Request
From the listing that follows, output everything exactly except the pictures.

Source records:
-- -- --
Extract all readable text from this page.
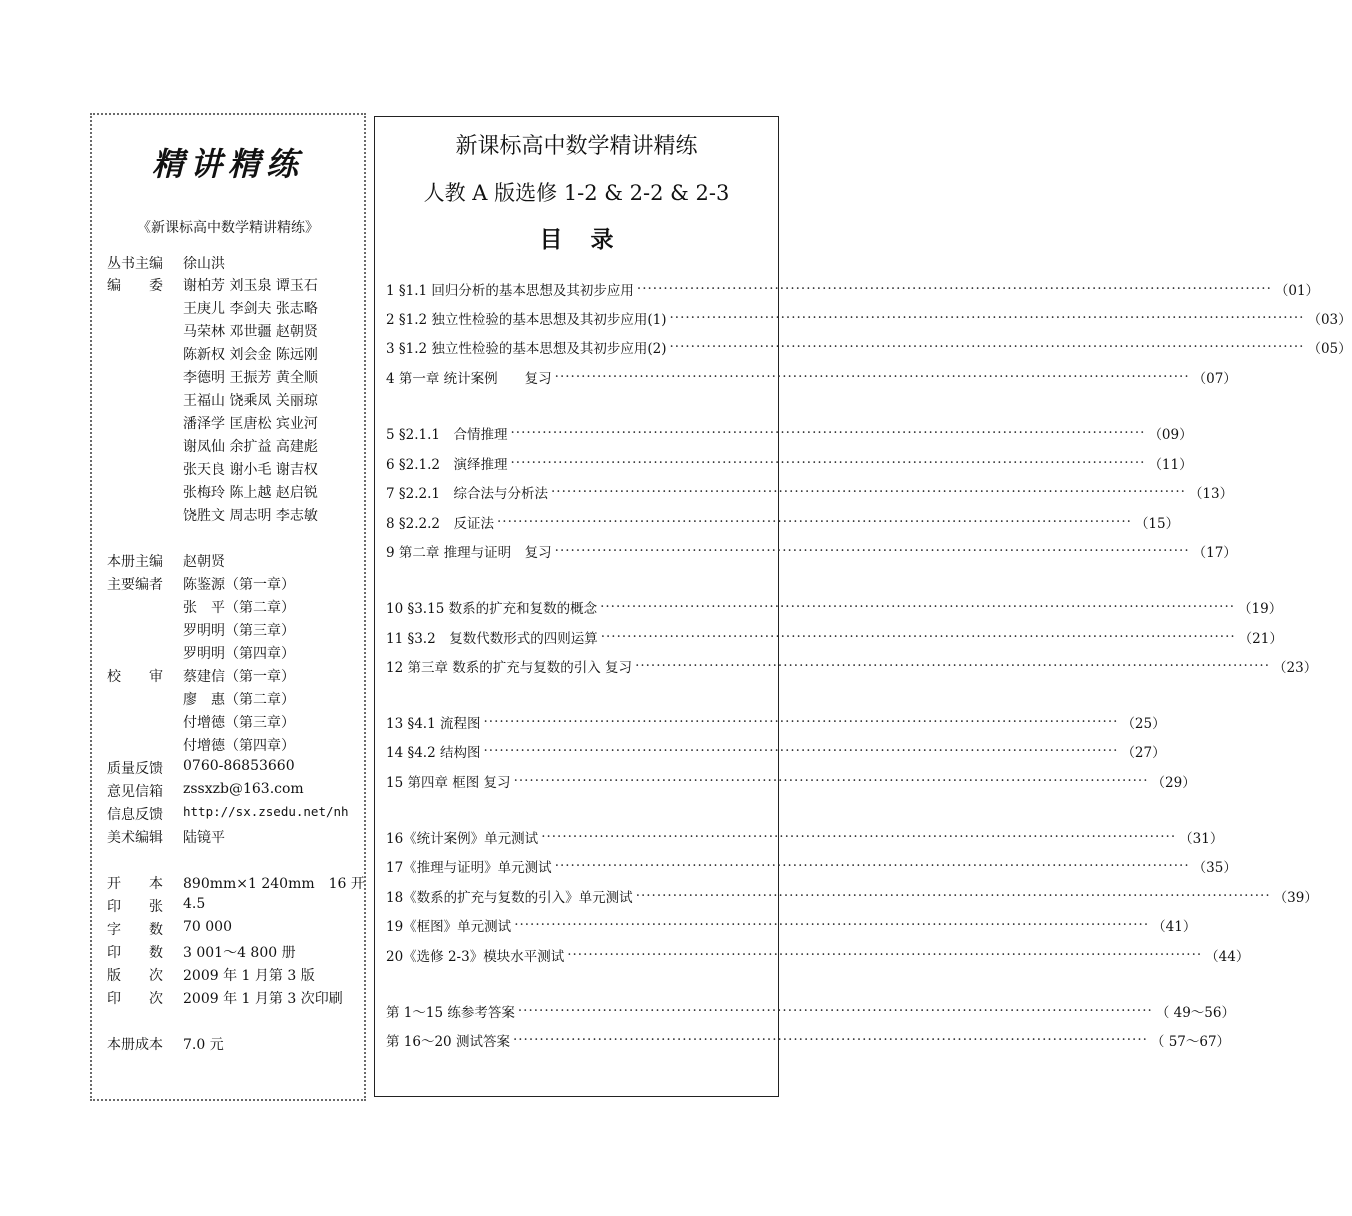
精讲精练
《新课标高中数学精讲精练》
丛书主编 徐山洪
编　　委 谢柏芳 刘玉泉 谭玉石
王庚儿 李剑夫 张志略
马荣林 邓世疆 赵朝贤
陈新权 刘会金 陈远刚
李德明 王振芳 黄全顺
王福山 饶乘凤 关丽琼
潘泽学 匡唐松 宾业河
谢凤仙 余扩益 高建彪
张天良 谢小毛 谢吉权
张梅玲 陈上越 赵启锐
饶胜文 周志明 李志敏
本册主编 赵朝贤
主要编者 陈鉴源（第一章）
张　平（第二章）
罗明明（第三章）
罗明明（第四章）
校　　审 蔡建信（第一章）
廖　惠（第二章）
付增德（第三章）
付增德（第四章）
质量反馈 0760-86853660
意见信箱 zssxzb@163.com
信息反馈 http://sx.zsedu.net/nh
美术编辑 陆镜平
开　　本 890mm×1 240mm　16 开
印　　张 4.5
字　　数 70 000
印　　数 3 001～4 800 册
版　　次 2009 年 1 月第 3 版
印　　次 2009 年 1 月第 3 次印刷
本册成本 7.0 元
新课标高中数学精讲精练
人教 A 版选修 1-2 & 2-2 & 2-3
目录
1 §1.1 回归分析的基本思想及其初步应用 ························································································································ （01）
2 §1.2 独立性检验的基本思想及其初步应用(1) ························································································································ （03）
3 §1.2 独立性检验的基本思想及其初步应用(2) ························································································································ （05）
4 第一章 统计案例　　复习 ························································································································ （07）
5 §2.1.1　合情推理 ························································································································ （09）
6 §2.1.2　演绎推理 ························································································································ （11）
7 §2.2.1　综合法与分析法 ························································································································ （13）
8 §2.2.2　反证法 ························································································································ （15）
9 第二章 推理与证明　复习 ························································································································ （17）
10 §3.15 数系的扩充和复数的概念 ························································································································ （19）
11 §3.2　复数代数形式的四则运算 ························································································································ （21）
12 第三章 数系的扩充与复数的引入 复习 ························································································································ （23）
13 §4.1 流程图 ························································································································ （25）
14 §4.2 结构图 ························································································································ （27）
15 第四章 框图 复习 ························································································································ （29）
16《统计案例》单元测试 ························································································································ （31）
17《推理与证明》单元测试 ························································································································ （35）
18《数系的扩充与复数的引入》单元测试 ························································································································ （39）
19《框图》单元测试 ························································································································ （41）
20《选修 2-3》模块水平测试 ························································································································ （44）
第 1～15 练参考答案 ························································································································ （ 49～56）
第 16～20 测试答案 ························································································································ （ 57～67）
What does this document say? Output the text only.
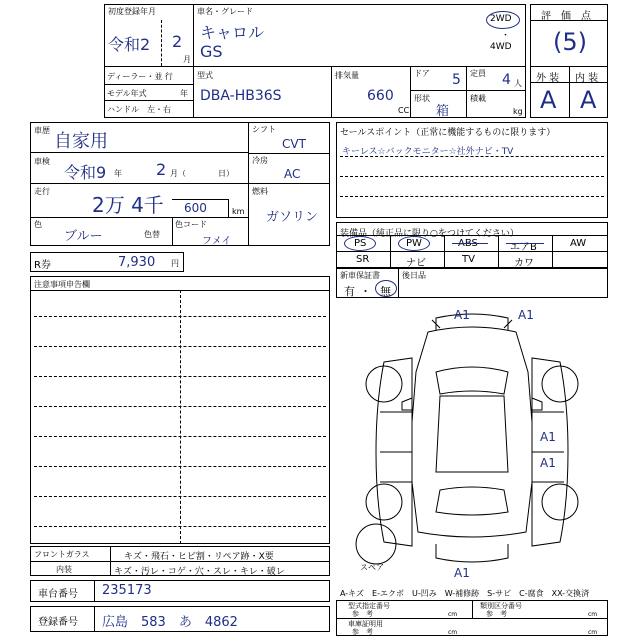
初度登録年月
令和2 2
月
車名・グレード
キャロル
GS
2WD
・
4WD
ディーラー・並 行
モデル年式	年
ハンドル　左・右
型式
DBA-HB36S
排気量
660
CC
ドア 5 定員 4 人
形状
箱
積載
kg
評　価　点
(5)
外 装 内 装
A A
車歴
自家用
車検
令和9 年 2 月（　　　　日）
走行
2万 4千 600	km
色
ブルー	色替
色コード
フメイ
シフト
CVT
冷房
AC
燃料
ガソリン
R券	7,930 円
セールスポイント（正常に機能するものに限ります）
キーレス☆バックモニター☆社外ナビ・TV
装備品（純正品に限り○をつけてください）
PS	PW	ABS	エアB	AW
SR	ナビ	TV	カワ
新車保証書
有 ・ 無
後日品
注意事項申告欄
A1	A1
A1
A1
A1
スペア
フロントガラス	キズ・飛石・ヒビ割・リペア跡・X要
内装	キズ・汚レ・コゲ・穴・スレ・キレ・破レ
A-キズ　E-エクボ　U-凹み　W-補修跡　S-サビ　C-腐食　XX-交換済
車台番号 235173
登録番号 広島　583　あ　4862
型式指定番号
参　考	cm
類別区分番号
参　考	cm
車庫証明用
参　考	cm	cm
-- -- --
Output for this exercise
Extract all readable text from this page.
精讲精练
《新课标高中数学精讲精练》
丛书主编 徐山洪
编　　委 谢柏芳 刘玉泉 谭玉石
王庚儿 李剑夫 张志略
马荣林 邓世疆 赵朝贤
陈新权 刘会金 陈远刚
李德明 王振芳 黄全顺
王福山 饶乘凤 关丽琼
潘泽学 匡唐松 宾业河
谢凤仙 余扩益 高建彪
张天良 谢小毛 谢吉权
张梅玲 陈上越 赵启锐
饶胜文 周志明 李志敏
本册主编 赵朝贤
主要编者 陈鉴源（第一章）
张　平（第二章）
罗明明（第三章）
罗明明（第四章）
校　　审 蔡建信（第一章）
廖　惠（第二章）
付增德（第三章）
付增德（第四章）
质量反馈 0760-86853660
意见信箱 zssxzb@163.com
信息反馈 http://sx.zsedu.net/nh
美术编辑 陆镜平
开　　本 890mm×1 240mm　16 开
印　　张 4.5
字　　数 70 000
印　　数 3 001～4 800 册
版　　次 2009 年 1 月第 3 版
印　　次 2009 年 1 月第 3 次印刷
本册成本 7.0 元
新课标高中数学精讲精练
人教 A 版选修 1-2 & 2-2 & 2-3
目录
1 §1.1 回归分析的基本思想及其初步应用 ························································································································ （01）
2 §1.2 独立性检验的基本思想及其初步应用(1) ························································································································ （03）
3 §1.2 独立性检验的基本思想及其初步应用(2) ························································································································ （05）
4 第一章 统计案例　　复习 ························································································································ （07）
5 §2.1.1　合情推理 ························································································································ （09）
6 §2.1.2　演绎推理 ························································································································ （11）
7 §2.2.1　综合法与分析法 ························································································································ （13）
8 §2.2.2　反证法 ························································································································ （15）
9 第二章 推理与证明　复习 ························································································································ （17）
10 §3.15 数系的扩充和复数的概念 ························································································································ （19）
11 §3.2　复数代数形式的四则运算 ························································································································ （21）
12 第三章 数系的扩充与复数的引入 复习 ························································································································ （23）
13 §4.1 流程图 ························································································································ （25）
14 §4.2 结构图 ························································································································ （27）
15 第四章 框图 复习 ························································································································ （29）
16《统计案例》单元测试 ························································································································ （31）
17《推理与证明》单元测试 ························································································································ （35）
18《数系的扩充与复数的引入》单元测试 ························································································································ （39）
19《框图》单元测试 ························································································································ （41）
20《选修 2-3》模块水平测试 ························································································································ （44）
第 1～15 练参考答案 ························································································································ （ 49～56）
第 16～20 测试答案 ························································································································ （ 57～67）
What does this document say? Output the text only.
初度登録年月
令和2 2
月
車名・グレード
キャロル
GS
2WD
・
4WD
ディーラー・並 行
モデル年式	年
ハンドル　左・右
型式
DBA-HB36S
排気量
660
CC
ドア 5 定員 4 人
形状
箱
積載
kg
評　価　点
(5)
外 装 内 装
A A
車歴
自家用
車検
令和9 年 2 月（　　　　日）
走行
2万 4千 600	km
色
ブルー	色替
色コード
フメイ
シフト
CVT
冷房
AC
燃料
ガソリン
R券	7,930 円
セールスポイント（正常に機能するものに限ります）
キーレス☆バックモニター☆社外ナビ・TV
装備品（純正品に限り○をつけてください）
PS	PW	ABS	エアB	AW
SR	ナビ	TV	カワ
新車保証書
有 ・ 無
後日品
注意事項申告欄
A1	A1
A1
A1
A1
スペア
フロントガラス	キズ・飛石・ヒビ割・リペア跡・X要
内装	キズ・汚レ・コゲ・穴・スレ・キレ・破レ
A-キズ　E-エクボ　U-凹み　W-補修跡　S-サビ　C-腐食　XX-交換済
車台番号 235173
登録番号 広島　583　あ　4862
型式指定番号
参　考	cm
類別区分番号
参　考	cm
車庫証明用
参　考	cm	cm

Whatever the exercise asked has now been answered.